**MATERIAL FOR THE TASK**:
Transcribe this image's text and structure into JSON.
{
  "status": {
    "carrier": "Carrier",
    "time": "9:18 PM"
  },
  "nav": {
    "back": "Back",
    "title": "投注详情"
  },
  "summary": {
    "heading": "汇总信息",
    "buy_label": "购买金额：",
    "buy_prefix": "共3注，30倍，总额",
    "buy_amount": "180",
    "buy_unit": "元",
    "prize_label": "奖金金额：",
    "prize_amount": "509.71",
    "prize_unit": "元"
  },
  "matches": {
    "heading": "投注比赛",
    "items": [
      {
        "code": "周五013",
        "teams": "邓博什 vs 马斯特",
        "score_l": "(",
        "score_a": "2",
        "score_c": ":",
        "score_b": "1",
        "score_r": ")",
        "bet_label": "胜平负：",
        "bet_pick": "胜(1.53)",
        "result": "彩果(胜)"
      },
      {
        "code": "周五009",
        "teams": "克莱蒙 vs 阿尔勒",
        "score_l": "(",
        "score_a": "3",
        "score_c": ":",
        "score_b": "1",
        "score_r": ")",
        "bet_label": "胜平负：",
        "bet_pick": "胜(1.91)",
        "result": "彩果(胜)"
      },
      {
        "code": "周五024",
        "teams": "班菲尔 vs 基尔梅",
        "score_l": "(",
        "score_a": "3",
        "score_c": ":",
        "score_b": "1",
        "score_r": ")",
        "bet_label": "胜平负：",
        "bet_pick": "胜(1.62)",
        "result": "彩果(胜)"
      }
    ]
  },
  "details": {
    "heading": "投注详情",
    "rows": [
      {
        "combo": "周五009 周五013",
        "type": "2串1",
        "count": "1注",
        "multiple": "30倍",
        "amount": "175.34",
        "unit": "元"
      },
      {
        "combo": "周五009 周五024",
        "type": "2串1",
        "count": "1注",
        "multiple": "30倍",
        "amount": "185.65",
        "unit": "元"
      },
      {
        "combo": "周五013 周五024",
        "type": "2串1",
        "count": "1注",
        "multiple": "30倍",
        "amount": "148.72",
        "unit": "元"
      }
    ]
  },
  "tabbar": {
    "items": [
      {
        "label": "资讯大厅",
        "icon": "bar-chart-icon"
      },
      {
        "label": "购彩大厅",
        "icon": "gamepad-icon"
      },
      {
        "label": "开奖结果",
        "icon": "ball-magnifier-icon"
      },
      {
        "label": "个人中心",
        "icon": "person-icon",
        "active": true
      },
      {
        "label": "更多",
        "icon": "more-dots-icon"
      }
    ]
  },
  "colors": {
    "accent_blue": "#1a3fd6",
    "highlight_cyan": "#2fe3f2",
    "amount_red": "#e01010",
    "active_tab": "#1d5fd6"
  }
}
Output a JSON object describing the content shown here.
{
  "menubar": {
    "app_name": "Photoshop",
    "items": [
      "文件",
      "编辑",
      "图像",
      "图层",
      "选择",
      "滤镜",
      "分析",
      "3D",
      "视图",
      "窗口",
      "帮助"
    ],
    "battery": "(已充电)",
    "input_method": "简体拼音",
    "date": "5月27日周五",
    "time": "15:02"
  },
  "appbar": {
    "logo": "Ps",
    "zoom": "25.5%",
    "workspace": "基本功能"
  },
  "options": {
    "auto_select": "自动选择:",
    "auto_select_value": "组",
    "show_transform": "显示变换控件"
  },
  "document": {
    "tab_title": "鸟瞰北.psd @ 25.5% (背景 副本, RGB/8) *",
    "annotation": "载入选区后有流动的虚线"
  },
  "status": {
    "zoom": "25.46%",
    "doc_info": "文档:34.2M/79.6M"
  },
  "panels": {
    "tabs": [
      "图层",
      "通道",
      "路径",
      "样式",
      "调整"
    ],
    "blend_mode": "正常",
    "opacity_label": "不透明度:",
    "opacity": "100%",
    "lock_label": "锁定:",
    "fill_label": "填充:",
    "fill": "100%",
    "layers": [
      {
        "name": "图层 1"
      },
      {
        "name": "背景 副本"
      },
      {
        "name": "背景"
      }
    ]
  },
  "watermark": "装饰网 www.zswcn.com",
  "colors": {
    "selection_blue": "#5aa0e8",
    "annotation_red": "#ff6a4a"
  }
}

**TASK DIRECTIONS**: Repeat, exactly and only, the lines above from the one containing "Output a JSON" through the end of the material.

**FINISHED EXERCISE**:
Output a JSON object describing the content shown here.
{
  "menubar": {
    "app_name": "Photoshop",
    "items": [
      "文件",
      "编辑",
      "图像",
      "图层",
      "选择",
      "滤镜",
      "分析",
      "3D",
      "视图",
      "窗口",
      "帮助"
    ],
    "battery": "(已充电)",
    "input_method": "简体拼音",
    "date": "5月27日周五",
    "time": "15:02"
  },
  "appbar": {
    "logo": "Ps",
    "zoom": "25.5%",
    "workspace": "基本功能"
  },
  "options": {
    "auto_select": "自动选择:",
    "auto_select_value": "组",
    "show_transform": "显示变换控件"
  },
  "document": {
    "tab_title": "鸟瞰北.psd @ 25.5% (背景 副本, RGB/8) *",
    "annotation": "载入选区后有流动的虚线"
  },
  "status": {
    "zoom": "25.46%",
    "doc_info": "文档:34.2M/79.6M"
  },
  "panels": {
    "tabs": [
      "图层",
      "通道",
      "路径",
      "样式",
      "调整"
    ],
    "blend_mode": "正常",
    "opacity_label": "不透明度:",
    "opacity": "100%",
    "lock_label": "锁定:",
    "fill_label": "填充:",
    "fill": "100%",
    "layers": [
      {
        "name": "图层 1"
      },
      {
        "name": "背景 副本"
      },
      {
        "name": "背景"
      }
    ]
  },
  "watermark": "装饰网 www.zswcn.com",
  "colors": {
    "selection_blue": "#5aa0e8",
    "annotation_red": "#ff6a4a"
  }
}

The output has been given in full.